╭─ Data for this task

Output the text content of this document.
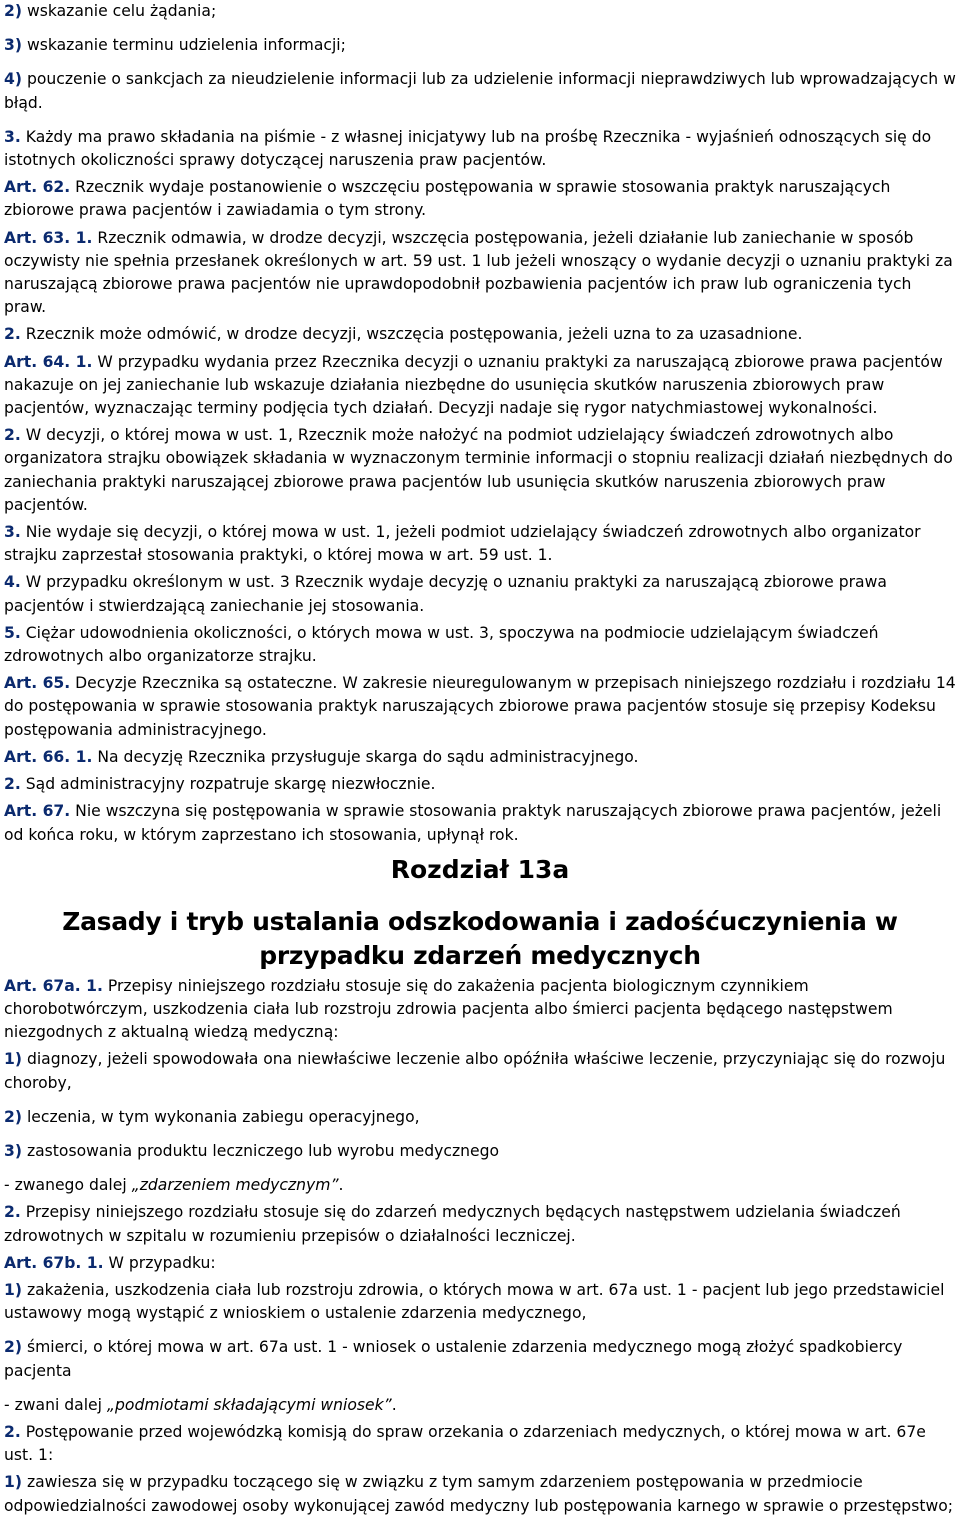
2) wskazanie celu żądania;

3) wskazanie terminu udzielenia informacji;

4) pouczenie o sankcjach za nieudzielenie informacji lub za udzielenie informacji nieprawdziwych lub wprowadzających w błąd.

3. Każdy ma prawo składania na piśmie - z własnej inicjatywy lub na prośbę Rzecznika - wyjaśnień odnoszących się do istotnych okoliczności sprawy dotyczącej naruszenia praw pacjentów.

Art. 62. Rzecznik wydaje postanowienie o wszczęciu postępowania w sprawie stosowania praktyk naruszających zbiorowe prawa pacjentów i zawiadamia o tym strony.

Art. 63. 1. Rzecznik odmawia, w drodze decyzji, wszczęcia postępowania, jeżeli działanie lub zaniechanie w sposób oczywisty nie spełnia przesłanek określonych w art. 59 ust. 1 lub jeżeli wnoszący o wydanie decyzji o uznaniu praktyki za naruszającą zbiorowe prawa pacjentów nie uprawdopodobnił pozbawienia pacjentów ich praw lub ograniczenia tych praw.

2. Rzecznik może odmówić, w drodze decyzji, wszczęcia postępowania, jeżeli uzna to za uzasadnione.

Art. 64. 1. W przypadku wydania przez Rzecznika decyzji o uznaniu praktyki za naruszającą zbiorowe prawa pacjentów nakazuje on jej zaniechanie lub wskazuje działania niezbędne do usunięcia skutków naruszenia zbiorowych praw pacjentów, wyznaczając terminy podjęcia tych działań. Decyzji nadaje się rygor natychmiastowej wykonalności.

2. W decyzji, o której mowa w ust. 1, Rzecznik może nałożyć na podmiot udzielający świadczeń zdrowotnych albo organizatora strajku obowiązek składania w wyznaczonym terminie informacji o stopniu realizacji działań niezbędnych do zaniechania praktyki naruszającej zbiorowe prawa pacjentów lub usunięcia skutków naruszenia zbiorowych praw pacjentów.

3. Nie wydaje się decyzji, o której mowa w ust. 1, jeżeli podmiot udzielający świadczeń zdrowotnych albo organizator strajku zaprzestał stosowania praktyki, o której mowa w art. 59 ust. 1.

4. W przypadku określonym w ust. 3 Rzecznik wydaje decyzję o uznaniu praktyki za naruszającą zbiorowe prawa pacjentów i stwierdzającą zaniechanie jej stosowania.

5. Ciężar udowodnienia okoliczności, o których mowa w ust. 3, spoczywa na podmiocie udzielającym świadczeń zdrowotnych albo organizatorze strajku.

Art. 65. Decyzje Rzecznika są ostateczne. W zakresie nieuregulowanym w przepisach niniejszego rozdziału i rozdziału 14 do postępowania w sprawie stosowania praktyk naruszających zbiorowe prawa pacjentów stosuje się przepisy Kodeksu postępowania administracyjnego.

Art. 66. 1. Na decyzję Rzecznika przysługuje skarga do sądu administracyjnego.

2. Sąd administracyjny rozpatruje skargę niezwłocznie.

Art. 67. Nie wszczyna się postępowania w sprawie stosowania praktyk naruszających zbiorowe prawa pacjentów, jeżeli od końca roku, w którym zaprzestano ich stosowania, upłynął rok.

Rozdział 13a
Zasady i tryb ustalania odszkodowania i zadośćuczynienia w przypadku zdarzeń medycznych

Art. 67a. 1. Przepisy niniejszego rozdziału stosuje się do zakażenia pacjenta biologicznym czynnikiem chorobotwórczym, uszkodzenia ciała lub rozstroju zdrowia pacjenta albo śmierci pacjenta będącego następstwem niezgodnych z aktualną wiedzą medyczną:

1) diagnozy, jeżeli spowodowała ona niewłaściwe leczenie albo opóźniła właściwe leczenie, przyczyniając się do rozwoju choroby,

2) leczenia, w tym wykonania zabiegu operacyjnego,

3) zastosowania produktu leczniczego lub wyrobu medycznego

- zwanego dalej „zdarzeniem medycznym”.

2. Przepisy niniejszego rozdziału stosuje się do zdarzeń medycznych będących następstwem udzielania świadczeń zdrowotnych w szpitalu w rozumieniu przepisów o działalności leczniczej.

Art. 67b. 1. W przypadku:

1) zakażenia, uszkodzenia ciała lub rozstroju zdrowia, o których mowa w art. 67a ust. 1 - pacjent lub jego przedstawiciel ustawowy mogą wystąpić z wnioskiem o ustalenie zdarzenia medycznego,

2) śmierci, o której mowa w art. 67a ust. 1 - wniosek o ustalenie zdarzenia medycznego mogą złożyć spadkobiercy pacjenta

- zwani dalej „podmiotami składającymi wniosek”.

2. Postępowanie przed wojewódzką komisją do spraw orzekania o zdarzeniach medycznych, o której mowa w art. 67e ust. 1:

1) zawiesza się w przypadku toczącego się w związku z tym samym zdarzeniem postępowania w przedmiocie odpowiedzialności zawodowej osoby wykonującej zawód medyczny lub postępowania karnego w sprawie o przestępstwo;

╰─

• Problem to solve:
Transcribe the whole listing, character for character, but not its images.

• Full solution:
Output the text content of this document.
2) wskazanie celu żądania;

3) wskazanie terminu udzielenia informacji;

4) pouczenie o sankcjach za nieudzielenie informacji lub za udzielenie informacji nieprawdziwych lub wprowadzających w błąd.

3. Każdy ma prawo składania na piśmie - z własnej inicjatywy lub na prośbę Rzecznika - wyjaśnień odnoszących się do istotnych okoliczności sprawy dotyczącej naruszenia praw pacjentów.

Art. 62. Rzecznik wydaje postanowienie o wszczęciu postępowania w sprawie stosowania praktyk naruszających zbiorowe prawa pacjentów i zawiadamia o tym strony.

Art. 63. 1. Rzecznik odmawia, w drodze decyzji, wszczęcia postępowania, jeżeli działanie lub zaniechanie w sposób oczywisty nie spełnia przesłanek określonych w art. 59 ust. 1 lub jeżeli wnoszący o wydanie decyzji o uznaniu praktyki za naruszającą zbiorowe prawa pacjentów nie uprawdopodobnił pozbawienia pacjentów ich praw lub ograniczenia tych praw.

2. Rzecznik może odmówić, w drodze decyzji, wszczęcia postępowania, jeżeli uzna to za uzasadnione.

Art. 64. 1. W przypadku wydania przez Rzecznika decyzji o uznaniu praktyki za naruszającą zbiorowe prawa pacjentów nakazuje on jej zaniechanie lub wskazuje działania niezbędne do usunięcia skutków naruszenia zbiorowych praw pacjentów, wyznaczając terminy podjęcia tych działań. Decyzji nadaje się rygor natychmiastowej wykonalności.

2. W decyzji, o której mowa w ust. 1, Rzecznik może nałożyć na podmiot udzielający świadczeń zdrowotnych albo organizatora strajku obowiązek składania w wyznaczonym terminie informacji o stopniu realizacji działań niezbędnych do zaniechania praktyki naruszającej zbiorowe prawa pacjentów lub usunięcia skutków naruszenia zbiorowych praw pacjentów.

3. Nie wydaje się decyzji, o której mowa w ust. 1, jeżeli podmiot udzielający świadczeń zdrowotnych albo organizator strajku zaprzestał stosowania praktyki, o której mowa w art. 59 ust. 1.

4. W przypadku określonym w ust. 3 Rzecznik wydaje decyzję o uznaniu praktyki za naruszającą zbiorowe prawa pacjentów i stwierdzającą zaniechanie jej stosowania.

5. Ciężar udowodnienia okoliczności, o których mowa w ust. 3, spoczywa na podmiocie udzielającym świadczeń zdrowotnych albo organizatorze strajku.

Art. 65. Decyzje Rzecznika są ostateczne. W zakresie nieuregulowanym w przepisach niniejszego rozdziału i rozdziału 14 do postępowania w sprawie stosowania praktyk naruszających zbiorowe prawa pacjentów stosuje się przepisy Kodeksu postępowania administracyjnego.

Art. 66. 1. Na decyzję Rzecznika przysługuje skarga do sądu administracyjnego.

2. Sąd administracyjny rozpatruje skargę niezwłocznie.

Art. 67. Nie wszczyna się postępowania w sprawie stosowania praktyk naruszających zbiorowe prawa pacjentów, jeżeli od końca roku, w którym zaprzestano ich stosowania, upłynął rok.

Rozdział 13a
Zasady i tryb ustalania odszkodowania i zadośćuczynienia w przypadku zdarzeń medycznych

Art. 67a. 1. Przepisy niniejszego rozdziału stosuje się do zakażenia pacjenta biologicznym czynnikiem chorobotwórczym, uszkodzenia ciała lub rozstroju zdrowia pacjenta albo śmierci pacjenta będącego następstwem niezgodnych z aktualną wiedzą medyczną:

1) diagnozy, jeżeli spowodowała ona niewłaściwe leczenie albo opóźniła właściwe leczenie, przyczyniając się do rozwoju choroby,

2) leczenia, w tym wykonania zabiegu operacyjnego,

3) zastosowania produktu leczniczego lub wyrobu medycznego

- zwanego dalej „zdarzeniem medycznym”.

2. Przepisy niniejszego rozdziału stosuje się do zdarzeń medycznych będących następstwem udzielania świadczeń zdrowotnych w szpitalu w rozumieniu przepisów o działalności leczniczej.

Art. 67b. 1. W przypadku:

1) zakażenia, uszkodzenia ciała lub rozstroju zdrowia, o których mowa w art. 67a ust. 1 - pacjent lub jego przedstawiciel ustawowy mogą wystąpić z wnioskiem o ustalenie zdarzenia medycznego,

2) śmierci, o której mowa w art. 67a ust. 1 - wniosek o ustalenie zdarzenia medycznego mogą złożyć spadkobiercy pacjenta

- zwani dalej „podmiotami składającymi wniosek”.

2. Postępowanie przed wojewódzką komisją do spraw orzekania o zdarzeniach medycznych, o której mowa w art. 67e ust. 1:

1) zawiesza się w przypadku toczącego się w związku z tym samym zdarzeniem postępowania w przedmiocie odpowiedzialności zawodowej osoby wykonującej zawód medyczny lub postępowania karnego w sprawie o przestępstwo;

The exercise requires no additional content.